[Dataset rows]
----------

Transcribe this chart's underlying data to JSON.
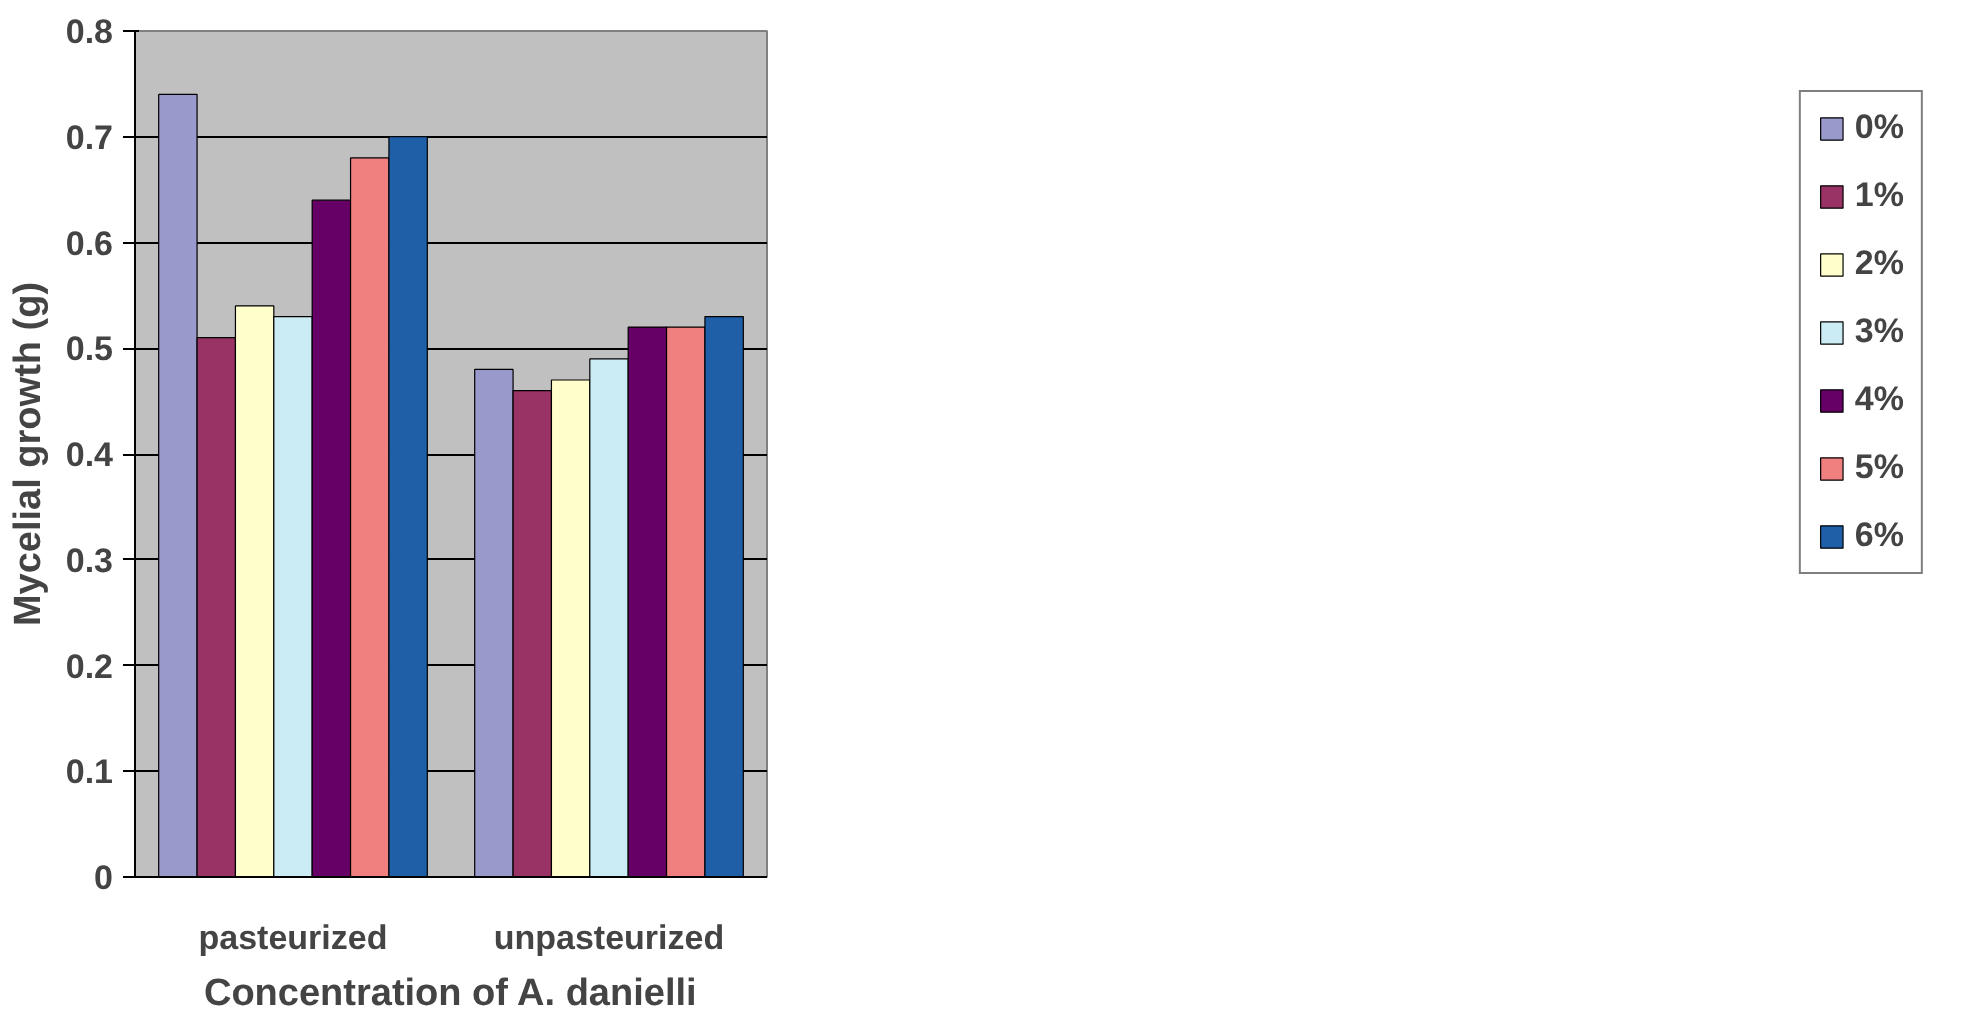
{
  "chart_data": {
    "type": "bar",
    "xlabel": "Concentration of A. danielli",
    "ylabel": "Mycelial growth (g)",
    "categories": [
      "pasteurized",
      "unpasteurized"
    ],
    "series": [
      {
        "name": "0%",
        "color": "#9999cc",
        "values": [
          0.74,
          0.48
        ]
      },
      {
        "name": "1%",
        "color": "#993366",
        "values": [
          0.51,
          0.46
        ]
      },
      {
        "name": "2%",
        "color": "#ffffcc",
        "values": [
          0.54,
          0.47
        ]
      },
      {
        "name": "3%",
        "color": "#ccecf5",
        "values": [
          0.53,
          0.49
        ]
      },
      {
        "name": "4%",
        "color": "#660066",
        "values": [
          0.64,
          0.52
        ]
      },
      {
        "name": "5%",
        "color": "#f08080",
        "values": [
          0.68,
          0.52
        ]
      },
      {
        "name": "6%",
        "color": "#1f5fa8",
        "values": [
          0.7,
          0.53
        ]
      }
    ],
    "ylim": [
      0,
      0.8
    ],
    "yticks": [
      0,
      0.1,
      0.2,
      0.3,
      0.4,
      0.5,
      0.6,
      0.7,
      0.8
    ],
    "grid": "y",
    "legend": "right"
  }
}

----------

● **GIVEN TASK**
Filter the entries above down to the lines containing the word "color".

● **OUTPUT**
        "color": "#9999cc",
        "color": "#993366",
        "color": "#ffffcc",
        "color": "#ccecf5",
        "color": "#660066",
        "color": "#f08080",
        "color": "#1f5fa8",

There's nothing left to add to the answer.